» Input data:
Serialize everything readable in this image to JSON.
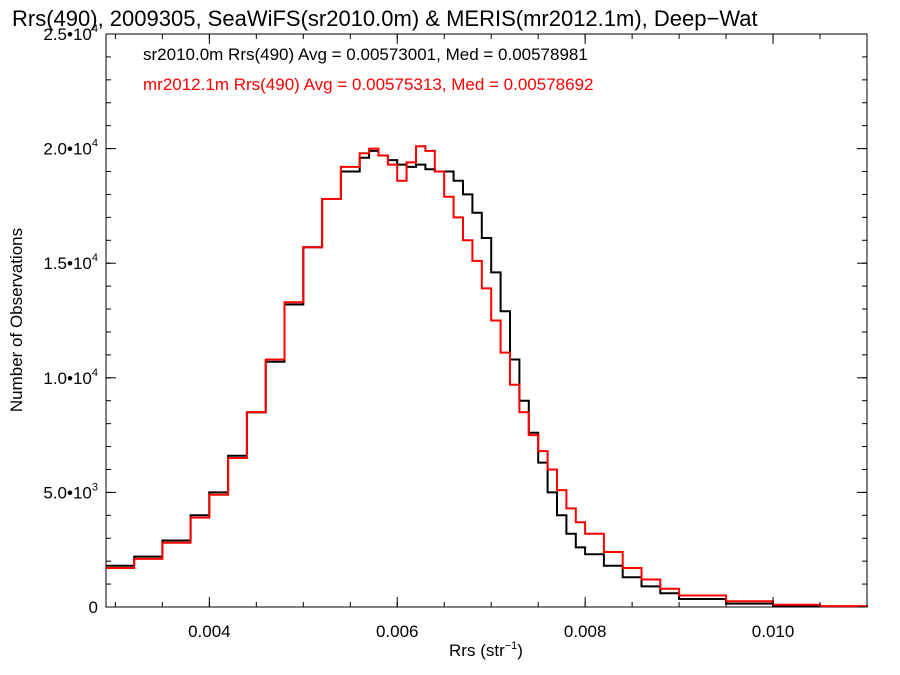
{
  "chart_data": {
    "type": "line",
    "title": "Rrs(490), 2009305, SeaWiFS(sr2010.0m) & MERIS(mr2012.1m), Deep−Wat",
    "xlabel": "Rrs (str",
    "xlabel_sup": "−1",
    "xlabel_end": ")",
    "ylabel": "Number of Observations",
    "xlim": [
      0.0029,
      0.011
    ],
    "ylim": [
      0,
      25000
    ],
    "x_ticks": [
      {
        "value": 0.004,
        "label": "0.004"
      },
      {
        "value": 0.006,
        "label": "0.006"
      },
      {
        "value": 0.008,
        "label": "0.008"
      },
      {
        "value": 0.01,
        "label": "0.010"
      }
    ],
    "y_ticks": [
      {
        "value": 0,
        "mant": "0",
        "exp": ""
      },
      {
        "value": 5000,
        "mant": "5.0•10",
        "exp": "3"
      },
      {
        "value": 10000,
        "mant": "1.0•10",
        "exp": "4"
      },
      {
        "value": 15000,
        "mant": "1.5•10",
        "exp": "4"
      },
      {
        "value": 20000,
        "mant": "2.0•10",
        "exp": "4"
      },
      {
        "value": 25000,
        "mant": "2.5•10",
        "exp": "4"
      }
    ],
    "annotations": [
      "sr2010.0m Rrs(490) Avg = 0.00573001, Med = 0.00578981",
      "mr2012.1m Rrs(490) Avg = 0.00575313, Med = 0.00578692"
    ],
    "series": [
      {
        "color": "#000000",
        "x": [
          0.0029,
          0.0032,
          0.0035,
          0.0038,
          0.004,
          0.0042,
          0.0044,
          0.0046,
          0.0048,
          0.005,
          0.0052,
          0.0054,
          0.0056,
          0.0057,
          0.0058,
          0.0059,
          0.006,
          0.0061,
          0.0062,
          0.0063,
          0.0064,
          0.0065,
          0.0066,
          0.0067,
          0.0068,
          0.0069,
          0.007,
          0.0071,
          0.0072,
          0.0073,
          0.0074,
          0.0075,
          0.0076,
          0.0077,
          0.0078,
          0.0079,
          0.008,
          0.0082,
          0.0084,
          0.0086,
          0.0088,
          0.009,
          0.0095,
          0.01,
          0.0105,
          0.011
        ],
        "y": [
          1800,
          2200,
          2900,
          4000,
          5000,
          6600,
          8500,
          10700,
          13200,
          15700,
          17800,
          19000,
          19600,
          19900,
          19700,
          19500,
          19300,
          19200,
          19300,
          19100,
          19000,
          19000,
          18600,
          18000,
          17200,
          16100,
          14600,
          12900,
          10800,
          9000,
          7600,
          6300,
          5000,
          4000,
          3200,
          2600,
          2300,
          1800,
          1300,
          900,
          600,
          350,
          150,
          60,
          20,
          0
        ]
      },
      {
        "color": "#ff0000",
        "x": [
          0.0029,
          0.0032,
          0.0035,
          0.0038,
          0.004,
          0.0042,
          0.0044,
          0.0046,
          0.0048,
          0.005,
          0.0052,
          0.0054,
          0.0056,
          0.0057,
          0.0058,
          0.0059,
          0.006,
          0.0061,
          0.0062,
          0.0063,
          0.0064,
          0.0065,
          0.0066,
          0.0067,
          0.0068,
          0.0069,
          0.007,
          0.0071,
          0.0072,
          0.0073,
          0.0074,
          0.0075,
          0.0076,
          0.0077,
          0.0078,
          0.0079,
          0.008,
          0.0082,
          0.0084,
          0.0086,
          0.0088,
          0.009,
          0.0095,
          0.01,
          0.0105,
          0.011
        ],
        "y": [
          1700,
          2100,
          2800,
          3900,
          4900,
          6500,
          8500,
          10800,
          13300,
          15700,
          17800,
          19200,
          19800,
          20000,
          19700,
          19300,
          18600,
          19400,
          20100,
          19900,
          19000,
          17900,
          17000,
          16000,
          15100,
          13900,
          12500,
          11100,
          9700,
          8500,
          7500,
          6800,
          6000,
          5100,
          4300,
          3700,
          3200,
          2400,
          1700,
          1200,
          800,
          500,
          250,
          100,
          40,
          0
        ]
      }
    ]
  }
}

» Exercise brief:
Excluding the pictures, restate the records above word for word.

» Answer to the exercise:
Serialize everything readable in this image to JSON.
{
  "chart_data": {
    "type": "line",
    "title": "Rrs(490), 2009305, SeaWiFS(sr2010.0m) & MERIS(mr2012.1m), Deep−Wat",
    "xlabel": "Rrs (str",
    "xlabel_sup": "−1",
    "xlabel_end": ")",
    "ylabel": "Number of Observations",
    "xlim": [
      0.0029,
      0.011
    ],
    "ylim": [
      0,
      25000
    ],
    "x_ticks": [
      {
        "value": 0.004,
        "label": "0.004"
      },
      {
        "value": 0.006,
        "label": "0.006"
      },
      {
        "value": 0.008,
        "label": "0.008"
      },
      {
        "value": 0.01,
        "label": "0.010"
      }
    ],
    "y_ticks": [
      {
        "value": 0,
        "mant": "0",
        "exp": ""
      },
      {
        "value": 5000,
        "mant": "5.0•10",
        "exp": "3"
      },
      {
        "value": 10000,
        "mant": "1.0•10",
        "exp": "4"
      },
      {
        "value": 15000,
        "mant": "1.5•10",
        "exp": "4"
      },
      {
        "value": 20000,
        "mant": "2.0•10",
        "exp": "4"
      },
      {
        "value": 25000,
        "mant": "2.5•10",
        "exp": "4"
      }
    ],
    "annotations": [
      "sr2010.0m Rrs(490) Avg = 0.00573001, Med = 0.00578981",
      "mr2012.1m Rrs(490) Avg = 0.00575313, Med = 0.00578692"
    ],
    "series": [
      {
        "color": "#000000",
        "x": [
          0.0029,
          0.0032,
          0.0035,
          0.0038,
          0.004,
          0.0042,
          0.0044,
          0.0046,
          0.0048,
          0.005,
          0.0052,
          0.0054,
          0.0056,
          0.0057,
          0.0058,
          0.0059,
          0.006,
          0.0061,
          0.0062,
          0.0063,
          0.0064,
          0.0065,
          0.0066,
          0.0067,
          0.0068,
          0.0069,
          0.007,
          0.0071,
          0.0072,
          0.0073,
          0.0074,
          0.0075,
          0.0076,
          0.0077,
          0.0078,
          0.0079,
          0.008,
          0.0082,
          0.0084,
          0.0086,
          0.0088,
          0.009,
          0.0095,
          0.01,
          0.0105,
          0.011
        ],
        "y": [
          1800,
          2200,
          2900,
          4000,
          5000,
          6600,
          8500,
          10700,
          13200,
          15700,
          17800,
          19000,
          19600,
          19900,
          19700,
          19500,
          19300,
          19200,
          19300,
          19100,
          19000,
          19000,
          18600,
          18000,
          17200,
          16100,
          14600,
          12900,
          10800,
          9000,
          7600,
          6300,
          5000,
          4000,
          3200,
          2600,
          2300,
          1800,
          1300,
          900,
          600,
          350,
          150,
          60,
          20,
          0
        ]
      },
      {
        "color": "#ff0000",
        "x": [
          0.0029,
          0.0032,
          0.0035,
          0.0038,
          0.004,
          0.0042,
          0.0044,
          0.0046,
          0.0048,
          0.005,
          0.0052,
          0.0054,
          0.0056,
          0.0057,
          0.0058,
          0.0059,
          0.006,
          0.0061,
          0.0062,
          0.0063,
          0.0064,
          0.0065,
          0.0066,
          0.0067,
          0.0068,
          0.0069,
          0.007,
          0.0071,
          0.0072,
          0.0073,
          0.0074,
          0.0075,
          0.0076,
          0.0077,
          0.0078,
          0.0079,
          0.008,
          0.0082,
          0.0084,
          0.0086,
          0.0088,
          0.009,
          0.0095,
          0.01,
          0.0105,
          0.011
        ],
        "y": [
          1700,
          2100,
          2800,
          3900,
          4900,
          6500,
          8500,
          10800,
          13300,
          15700,
          17800,
          19200,
          19800,
          20000,
          19700,
          19300,
          18600,
          19400,
          20100,
          19900,
          19000,
          17900,
          17000,
          16000,
          15100,
          13900,
          12500,
          11100,
          9700,
          8500,
          7500,
          6800,
          6000,
          5100,
          4300,
          3700,
          3200,
          2400,
          1700,
          1200,
          800,
          500,
          250,
          100,
          40,
          0
        ]
      }
    ]
  }
}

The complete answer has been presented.